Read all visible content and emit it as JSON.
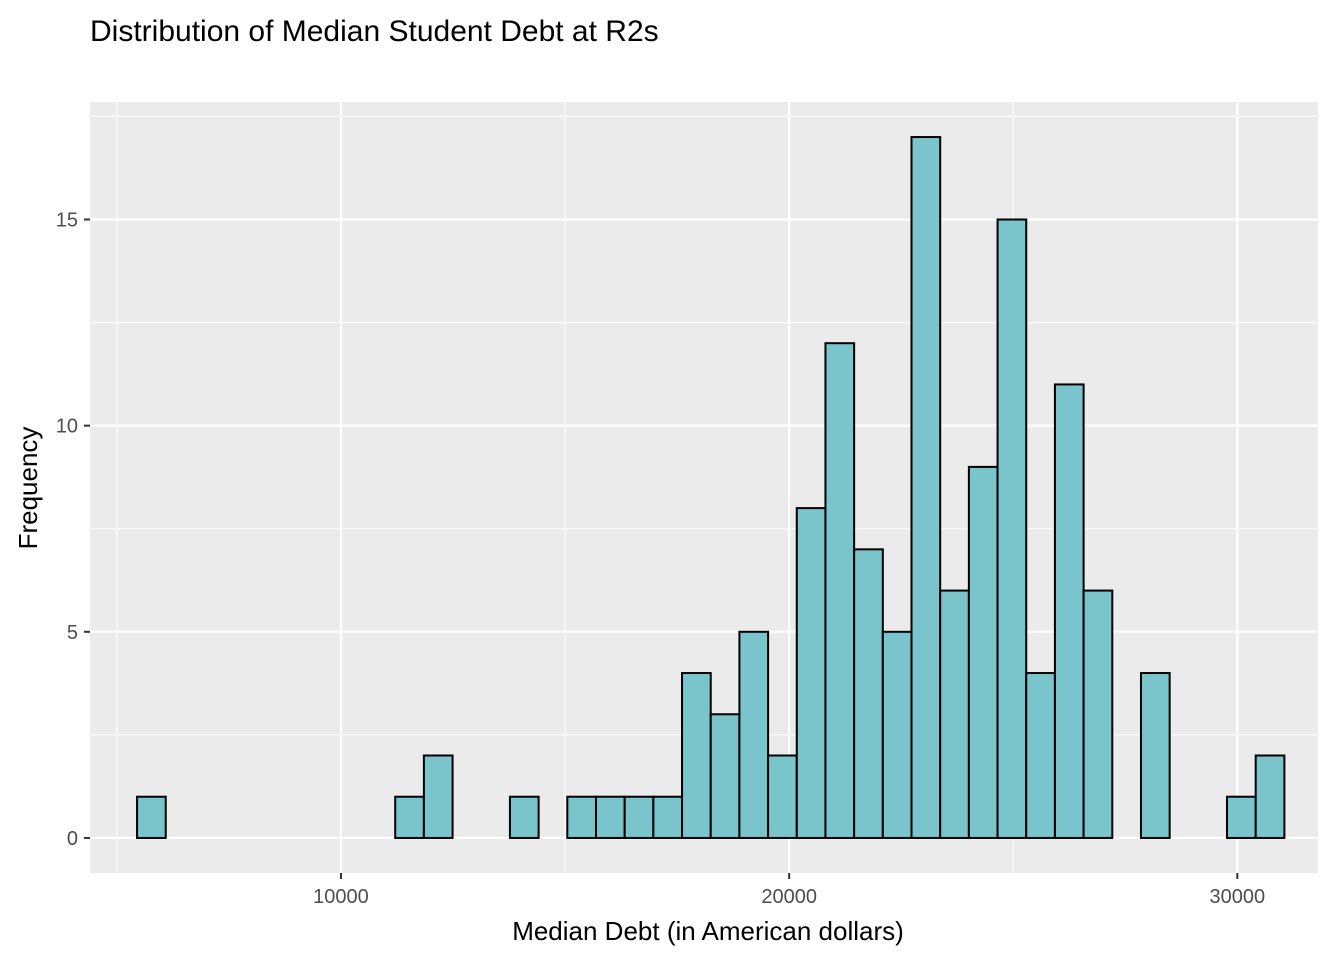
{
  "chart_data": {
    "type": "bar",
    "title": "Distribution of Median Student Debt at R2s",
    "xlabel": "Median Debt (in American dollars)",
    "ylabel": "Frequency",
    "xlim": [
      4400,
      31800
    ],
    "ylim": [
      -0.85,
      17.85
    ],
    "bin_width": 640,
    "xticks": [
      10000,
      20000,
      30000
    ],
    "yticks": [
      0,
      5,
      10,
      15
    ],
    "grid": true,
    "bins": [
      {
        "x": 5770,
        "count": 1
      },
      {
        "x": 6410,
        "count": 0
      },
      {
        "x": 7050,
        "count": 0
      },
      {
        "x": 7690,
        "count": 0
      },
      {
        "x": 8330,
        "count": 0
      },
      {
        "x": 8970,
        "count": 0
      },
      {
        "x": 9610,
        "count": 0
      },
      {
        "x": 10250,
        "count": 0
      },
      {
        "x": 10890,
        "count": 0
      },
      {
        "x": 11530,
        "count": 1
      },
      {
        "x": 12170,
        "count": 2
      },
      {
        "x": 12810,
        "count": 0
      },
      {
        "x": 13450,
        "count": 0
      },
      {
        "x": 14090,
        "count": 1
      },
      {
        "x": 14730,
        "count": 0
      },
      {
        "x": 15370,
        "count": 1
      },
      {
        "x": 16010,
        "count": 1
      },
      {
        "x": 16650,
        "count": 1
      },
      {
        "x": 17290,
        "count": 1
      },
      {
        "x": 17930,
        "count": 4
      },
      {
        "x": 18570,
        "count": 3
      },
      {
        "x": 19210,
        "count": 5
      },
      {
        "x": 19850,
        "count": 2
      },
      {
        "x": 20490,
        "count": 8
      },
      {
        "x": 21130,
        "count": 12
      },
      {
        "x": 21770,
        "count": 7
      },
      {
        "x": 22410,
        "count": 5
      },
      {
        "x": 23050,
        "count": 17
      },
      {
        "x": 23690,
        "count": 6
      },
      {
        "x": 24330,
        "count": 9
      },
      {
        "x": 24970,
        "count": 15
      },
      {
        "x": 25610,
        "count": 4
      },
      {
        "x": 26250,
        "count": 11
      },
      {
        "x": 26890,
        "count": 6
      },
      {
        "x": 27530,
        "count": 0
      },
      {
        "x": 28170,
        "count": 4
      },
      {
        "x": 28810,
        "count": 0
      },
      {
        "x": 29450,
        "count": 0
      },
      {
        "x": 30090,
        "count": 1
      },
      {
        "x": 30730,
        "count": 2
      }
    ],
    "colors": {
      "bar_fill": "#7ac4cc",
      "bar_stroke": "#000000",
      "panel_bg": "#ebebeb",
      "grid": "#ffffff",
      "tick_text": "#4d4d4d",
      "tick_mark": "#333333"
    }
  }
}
◇ ◇ ◇ ◇
**Task to complete**
Pull every line holding "Debt" out of the records.

**Written response**
    "title": "Distribution of Median Student Debt at R2s",
    "xlabel": "Median Debt (in American dollars)",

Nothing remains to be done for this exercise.